Structured figure records
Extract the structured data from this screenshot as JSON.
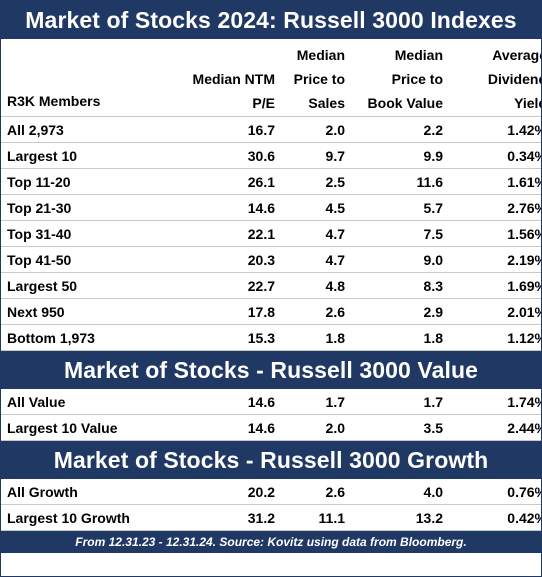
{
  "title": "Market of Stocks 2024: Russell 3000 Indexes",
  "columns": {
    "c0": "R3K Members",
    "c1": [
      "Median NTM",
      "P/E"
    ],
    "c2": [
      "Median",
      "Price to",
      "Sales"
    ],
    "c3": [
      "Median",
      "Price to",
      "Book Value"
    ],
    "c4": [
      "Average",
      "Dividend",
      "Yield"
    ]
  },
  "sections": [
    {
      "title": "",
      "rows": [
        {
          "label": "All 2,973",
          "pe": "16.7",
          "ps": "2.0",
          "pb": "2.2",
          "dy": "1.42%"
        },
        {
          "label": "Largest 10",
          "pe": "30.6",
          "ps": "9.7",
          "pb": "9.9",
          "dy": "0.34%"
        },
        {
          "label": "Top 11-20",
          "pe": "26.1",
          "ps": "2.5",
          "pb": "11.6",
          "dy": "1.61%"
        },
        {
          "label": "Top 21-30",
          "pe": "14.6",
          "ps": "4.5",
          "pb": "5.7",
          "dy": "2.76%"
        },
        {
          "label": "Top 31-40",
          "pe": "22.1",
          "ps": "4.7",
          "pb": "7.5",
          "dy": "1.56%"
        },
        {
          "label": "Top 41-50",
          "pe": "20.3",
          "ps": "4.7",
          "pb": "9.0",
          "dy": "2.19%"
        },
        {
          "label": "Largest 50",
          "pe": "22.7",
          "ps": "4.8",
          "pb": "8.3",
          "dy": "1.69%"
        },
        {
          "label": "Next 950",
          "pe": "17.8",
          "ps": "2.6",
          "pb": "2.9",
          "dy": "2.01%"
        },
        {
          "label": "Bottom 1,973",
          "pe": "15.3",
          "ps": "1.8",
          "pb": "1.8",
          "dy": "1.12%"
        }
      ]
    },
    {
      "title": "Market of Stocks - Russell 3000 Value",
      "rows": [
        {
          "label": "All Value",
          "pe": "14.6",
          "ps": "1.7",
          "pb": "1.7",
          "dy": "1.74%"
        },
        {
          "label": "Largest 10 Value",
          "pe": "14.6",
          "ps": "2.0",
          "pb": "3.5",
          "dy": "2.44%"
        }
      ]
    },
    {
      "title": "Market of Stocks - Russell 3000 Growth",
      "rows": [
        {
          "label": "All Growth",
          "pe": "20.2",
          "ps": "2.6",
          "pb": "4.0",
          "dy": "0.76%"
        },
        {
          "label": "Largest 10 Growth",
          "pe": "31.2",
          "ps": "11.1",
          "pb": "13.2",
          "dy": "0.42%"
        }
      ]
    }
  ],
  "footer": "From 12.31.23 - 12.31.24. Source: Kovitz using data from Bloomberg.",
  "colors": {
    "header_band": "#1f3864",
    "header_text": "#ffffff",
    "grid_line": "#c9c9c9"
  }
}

### WHAT IS ASKED:
Copy everything in the records above except the pictures, exactly as written.

### WRITTEN ANSWER:
Extract the structured data from this screenshot as JSON.
{
  "title": "Market of Stocks 2024: Russell 3000 Indexes",
  "columns": {
    "c0": "R3K Members",
    "c1": [
      "Median NTM",
      "P/E"
    ],
    "c2": [
      "Median",
      "Price to",
      "Sales"
    ],
    "c3": [
      "Median",
      "Price to",
      "Book Value"
    ],
    "c4": [
      "Average",
      "Dividend",
      "Yield"
    ]
  },
  "sections": [
    {
      "title": "",
      "rows": [
        {
          "label": "All 2,973",
          "pe": "16.7",
          "ps": "2.0",
          "pb": "2.2",
          "dy": "1.42%"
        },
        {
          "label": "Largest 10",
          "pe": "30.6",
          "ps": "9.7",
          "pb": "9.9",
          "dy": "0.34%"
        },
        {
          "label": "Top 11-20",
          "pe": "26.1",
          "ps": "2.5",
          "pb": "11.6",
          "dy": "1.61%"
        },
        {
          "label": "Top 21-30",
          "pe": "14.6",
          "ps": "4.5",
          "pb": "5.7",
          "dy": "2.76%"
        },
        {
          "label": "Top 31-40",
          "pe": "22.1",
          "ps": "4.7",
          "pb": "7.5",
          "dy": "1.56%"
        },
        {
          "label": "Top 41-50",
          "pe": "20.3",
          "ps": "4.7",
          "pb": "9.0",
          "dy": "2.19%"
        },
        {
          "label": "Largest 50",
          "pe": "22.7",
          "ps": "4.8",
          "pb": "8.3",
          "dy": "1.69%"
        },
        {
          "label": "Next 950",
          "pe": "17.8",
          "ps": "2.6",
          "pb": "2.9",
          "dy": "2.01%"
        },
        {
          "label": "Bottom 1,973",
          "pe": "15.3",
          "ps": "1.8",
          "pb": "1.8",
          "dy": "1.12%"
        }
      ]
    },
    {
      "title": "Market of Stocks - Russell 3000 Value",
      "rows": [
        {
          "label": "All Value",
          "pe": "14.6",
          "ps": "1.7",
          "pb": "1.7",
          "dy": "1.74%"
        },
        {
          "label": "Largest 10 Value",
          "pe": "14.6",
          "ps": "2.0",
          "pb": "3.5",
          "dy": "2.44%"
        }
      ]
    },
    {
      "title": "Market of Stocks - Russell 3000 Growth",
      "rows": [
        {
          "label": "All Growth",
          "pe": "20.2",
          "ps": "2.6",
          "pb": "4.0",
          "dy": "0.76%"
        },
        {
          "label": "Largest 10 Growth",
          "pe": "31.2",
          "ps": "11.1",
          "pb": "13.2",
          "dy": "0.42%"
        }
      ]
    }
  ],
  "footer": "From 12.31.23 - 12.31.24. Source: Kovitz using data from Bloomberg.",
  "colors": {
    "header_band": "#1f3864",
    "header_text": "#ffffff",
    "grid_line": "#c9c9c9"
  }
}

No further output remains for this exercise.